Box annotation data
▶

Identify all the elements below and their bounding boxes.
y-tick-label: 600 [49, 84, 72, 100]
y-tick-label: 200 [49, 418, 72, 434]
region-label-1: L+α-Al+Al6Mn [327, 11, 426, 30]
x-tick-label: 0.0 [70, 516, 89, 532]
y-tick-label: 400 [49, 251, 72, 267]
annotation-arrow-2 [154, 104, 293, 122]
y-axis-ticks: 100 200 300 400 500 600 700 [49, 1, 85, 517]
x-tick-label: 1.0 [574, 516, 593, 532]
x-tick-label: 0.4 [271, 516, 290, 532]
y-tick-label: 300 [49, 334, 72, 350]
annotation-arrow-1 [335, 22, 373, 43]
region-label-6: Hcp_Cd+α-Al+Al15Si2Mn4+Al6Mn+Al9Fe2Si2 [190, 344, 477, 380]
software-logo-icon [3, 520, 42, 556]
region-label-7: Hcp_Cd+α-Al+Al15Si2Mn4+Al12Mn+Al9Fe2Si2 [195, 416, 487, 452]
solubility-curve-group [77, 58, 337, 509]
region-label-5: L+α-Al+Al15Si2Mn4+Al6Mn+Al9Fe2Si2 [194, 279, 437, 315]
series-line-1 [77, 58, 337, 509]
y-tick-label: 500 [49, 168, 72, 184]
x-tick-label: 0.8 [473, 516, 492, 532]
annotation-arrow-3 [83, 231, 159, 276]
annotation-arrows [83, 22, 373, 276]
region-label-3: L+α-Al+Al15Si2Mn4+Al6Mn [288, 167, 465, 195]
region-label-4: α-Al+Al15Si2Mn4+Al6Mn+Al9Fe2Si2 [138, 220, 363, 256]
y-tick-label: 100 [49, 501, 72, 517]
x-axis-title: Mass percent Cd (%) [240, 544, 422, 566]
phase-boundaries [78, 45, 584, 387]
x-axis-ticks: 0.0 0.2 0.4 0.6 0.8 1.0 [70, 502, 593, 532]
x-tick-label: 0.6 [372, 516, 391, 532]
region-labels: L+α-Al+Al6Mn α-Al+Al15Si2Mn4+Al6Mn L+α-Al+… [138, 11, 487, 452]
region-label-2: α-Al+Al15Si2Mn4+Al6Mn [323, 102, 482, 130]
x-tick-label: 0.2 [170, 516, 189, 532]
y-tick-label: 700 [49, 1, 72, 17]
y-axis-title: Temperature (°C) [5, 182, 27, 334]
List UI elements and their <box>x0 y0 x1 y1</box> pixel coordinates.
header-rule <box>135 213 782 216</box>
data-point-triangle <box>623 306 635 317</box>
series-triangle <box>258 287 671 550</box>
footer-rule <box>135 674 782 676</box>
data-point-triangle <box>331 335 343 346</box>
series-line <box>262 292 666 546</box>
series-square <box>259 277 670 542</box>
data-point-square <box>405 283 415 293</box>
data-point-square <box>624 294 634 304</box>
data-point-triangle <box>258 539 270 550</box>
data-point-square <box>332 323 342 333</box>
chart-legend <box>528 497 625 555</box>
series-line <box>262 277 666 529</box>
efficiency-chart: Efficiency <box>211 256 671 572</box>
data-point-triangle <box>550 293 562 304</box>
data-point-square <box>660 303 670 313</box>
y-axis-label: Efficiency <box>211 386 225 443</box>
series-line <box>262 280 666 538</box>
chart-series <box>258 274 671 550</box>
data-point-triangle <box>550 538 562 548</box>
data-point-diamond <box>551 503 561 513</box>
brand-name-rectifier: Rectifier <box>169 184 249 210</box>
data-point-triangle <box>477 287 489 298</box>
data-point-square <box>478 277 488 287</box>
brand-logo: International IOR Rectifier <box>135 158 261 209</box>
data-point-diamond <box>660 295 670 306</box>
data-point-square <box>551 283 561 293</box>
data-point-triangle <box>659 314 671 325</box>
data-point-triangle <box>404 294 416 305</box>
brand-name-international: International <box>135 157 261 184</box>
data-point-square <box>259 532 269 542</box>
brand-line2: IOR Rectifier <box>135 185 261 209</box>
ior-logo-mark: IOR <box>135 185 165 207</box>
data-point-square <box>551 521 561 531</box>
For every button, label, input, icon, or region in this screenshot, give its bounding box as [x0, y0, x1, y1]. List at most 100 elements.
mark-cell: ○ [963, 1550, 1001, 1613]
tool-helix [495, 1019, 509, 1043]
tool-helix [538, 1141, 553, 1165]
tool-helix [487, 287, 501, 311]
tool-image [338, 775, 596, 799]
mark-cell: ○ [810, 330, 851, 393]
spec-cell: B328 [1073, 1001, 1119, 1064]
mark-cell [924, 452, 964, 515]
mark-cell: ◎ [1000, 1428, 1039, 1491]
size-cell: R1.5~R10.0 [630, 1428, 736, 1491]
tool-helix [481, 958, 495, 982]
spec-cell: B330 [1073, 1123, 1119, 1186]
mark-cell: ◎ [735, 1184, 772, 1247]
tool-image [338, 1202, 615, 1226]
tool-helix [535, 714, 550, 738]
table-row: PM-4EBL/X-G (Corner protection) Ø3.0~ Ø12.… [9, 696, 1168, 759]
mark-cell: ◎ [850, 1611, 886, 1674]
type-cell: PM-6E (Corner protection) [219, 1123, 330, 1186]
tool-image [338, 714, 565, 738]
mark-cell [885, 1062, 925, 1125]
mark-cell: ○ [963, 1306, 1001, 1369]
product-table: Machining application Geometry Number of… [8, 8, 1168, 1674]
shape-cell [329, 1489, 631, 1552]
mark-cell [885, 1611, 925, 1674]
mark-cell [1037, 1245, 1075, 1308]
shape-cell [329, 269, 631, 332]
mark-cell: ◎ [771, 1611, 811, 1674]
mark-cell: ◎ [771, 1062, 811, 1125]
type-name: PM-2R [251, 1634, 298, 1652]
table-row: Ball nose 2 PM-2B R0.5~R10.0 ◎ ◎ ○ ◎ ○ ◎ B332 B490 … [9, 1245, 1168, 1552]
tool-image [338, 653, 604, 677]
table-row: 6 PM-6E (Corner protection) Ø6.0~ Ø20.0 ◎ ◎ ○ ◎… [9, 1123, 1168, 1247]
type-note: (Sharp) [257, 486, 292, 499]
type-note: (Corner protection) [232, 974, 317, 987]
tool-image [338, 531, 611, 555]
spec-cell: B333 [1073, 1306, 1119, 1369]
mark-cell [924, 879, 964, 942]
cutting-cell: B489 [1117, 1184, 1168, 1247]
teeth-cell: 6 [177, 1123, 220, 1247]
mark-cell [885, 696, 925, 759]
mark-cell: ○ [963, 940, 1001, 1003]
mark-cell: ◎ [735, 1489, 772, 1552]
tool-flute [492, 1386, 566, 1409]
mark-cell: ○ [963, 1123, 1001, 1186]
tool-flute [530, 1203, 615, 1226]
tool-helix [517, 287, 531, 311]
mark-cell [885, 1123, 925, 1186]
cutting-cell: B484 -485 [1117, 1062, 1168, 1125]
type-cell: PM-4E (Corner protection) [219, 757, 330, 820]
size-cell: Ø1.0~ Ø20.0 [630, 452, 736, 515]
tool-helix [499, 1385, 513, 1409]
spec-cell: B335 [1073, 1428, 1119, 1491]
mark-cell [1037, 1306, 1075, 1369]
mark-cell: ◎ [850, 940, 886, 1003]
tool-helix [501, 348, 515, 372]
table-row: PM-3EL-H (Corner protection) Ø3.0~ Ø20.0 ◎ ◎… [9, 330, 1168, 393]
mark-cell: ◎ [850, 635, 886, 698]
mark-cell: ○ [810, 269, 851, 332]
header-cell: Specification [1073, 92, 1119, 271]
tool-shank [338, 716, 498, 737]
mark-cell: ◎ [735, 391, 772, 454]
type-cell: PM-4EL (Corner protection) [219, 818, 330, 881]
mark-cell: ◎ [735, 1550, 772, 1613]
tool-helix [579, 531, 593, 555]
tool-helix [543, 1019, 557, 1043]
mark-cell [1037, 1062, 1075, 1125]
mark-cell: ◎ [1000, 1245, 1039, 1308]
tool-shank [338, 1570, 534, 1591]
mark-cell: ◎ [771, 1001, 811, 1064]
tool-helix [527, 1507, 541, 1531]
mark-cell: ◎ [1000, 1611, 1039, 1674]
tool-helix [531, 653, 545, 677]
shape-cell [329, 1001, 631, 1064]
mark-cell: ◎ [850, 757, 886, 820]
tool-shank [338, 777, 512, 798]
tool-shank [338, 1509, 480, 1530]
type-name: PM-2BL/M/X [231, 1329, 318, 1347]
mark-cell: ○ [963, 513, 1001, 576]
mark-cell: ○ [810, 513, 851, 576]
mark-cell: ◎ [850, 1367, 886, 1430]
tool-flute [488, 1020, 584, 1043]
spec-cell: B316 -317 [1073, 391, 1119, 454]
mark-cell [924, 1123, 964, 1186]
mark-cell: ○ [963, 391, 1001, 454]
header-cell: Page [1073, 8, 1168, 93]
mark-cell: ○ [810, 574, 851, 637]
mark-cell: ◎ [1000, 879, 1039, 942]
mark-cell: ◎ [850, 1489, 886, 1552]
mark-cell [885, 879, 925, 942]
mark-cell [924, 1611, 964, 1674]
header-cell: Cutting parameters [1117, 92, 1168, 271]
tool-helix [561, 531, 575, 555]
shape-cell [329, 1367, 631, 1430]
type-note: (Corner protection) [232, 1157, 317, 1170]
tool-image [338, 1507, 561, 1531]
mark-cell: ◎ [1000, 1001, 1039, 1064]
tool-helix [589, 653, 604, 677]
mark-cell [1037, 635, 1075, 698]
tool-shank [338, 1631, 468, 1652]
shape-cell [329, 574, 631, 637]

◀

== Work to do ==
Please copy everything in the data from the very first line down to the line containing "y-axis-title: Temperature (°C)", including both of those lines.

== Expected answer ==
Identify all the elements below and their bounding boxes.
y-tick-label: 600 [49, 84, 72, 100]
y-tick-label: 200 [49, 418, 72, 434]
region-label-1: L+α-Al+Al6Mn [327, 11, 426, 30]
x-tick-label: 0.0 [70, 516, 89, 532]
y-tick-label: 400 [49, 251, 72, 267]
annotation-arrow-2 [154, 104, 293, 122]
y-axis-ticks: 100 200 300 400 500 600 700 [49, 1, 85, 517]
x-tick-label: 1.0 [574, 516, 593, 532]
x-tick-label: 0.4 [271, 516, 290, 532]
y-tick-label: 300 [49, 334, 72, 350]
annotation-arrow-1 [335, 22, 373, 43]
region-label-6: Hcp_Cd+α-Al+Al15Si2Mn4+Al6Mn+Al9Fe2Si2 [190, 344, 477, 380]
software-logo-icon [3, 520, 42, 556]
region-label-7: Hcp_Cd+α-Al+Al15Si2Mn4+Al12Mn+Al9Fe2Si2 [195, 416, 487, 452]
solubility-curve-group [77, 58, 337, 509]
region-label-5: L+α-Al+Al15Si2Mn4+Al6Mn+Al9Fe2Si2 [194, 279, 437, 315]
series-line-1 [77, 58, 337, 509]
y-tick-label: 500 [49, 168, 72, 184]
x-tick-label: 0.8 [473, 516, 492, 532]
annotation-arrow-3 [83, 231, 159, 276]
annotation-arrows [83, 22, 373, 276]
region-label-3: L+α-Al+Al15Si2Mn4+Al6Mn [288, 167, 465, 195]
region-label-4: α-Al+Al15Si2Mn4+Al6Mn+Al9Fe2Si2 [138, 220, 363, 256]
y-tick-label: 100 [49, 501, 72, 517]
x-axis-title: Mass percent Cd (%) [240, 544, 422, 566]
phase-boundaries [78, 45, 584, 387]
x-axis-ticks: 0.0 0.2 0.4 0.6 0.8 1.0 [70, 502, 593, 532]
x-tick-label: 0.6 [372, 516, 391, 532]
region-labels: L+α-Al+Al6Mn α-Al+Al15Si2Mn4+Al6Mn L+α-Al+… [138, 11, 487, 452]
region-label-2: α-Al+Al15Si2Mn4+Al6Mn [323, 102, 482, 130]
x-tick-label: 0.2 [170, 516, 189, 532]
y-tick-label: 700 [49, 1, 72, 17]
y-axis-title: Temperature (°C) [5, 182, 27, 334]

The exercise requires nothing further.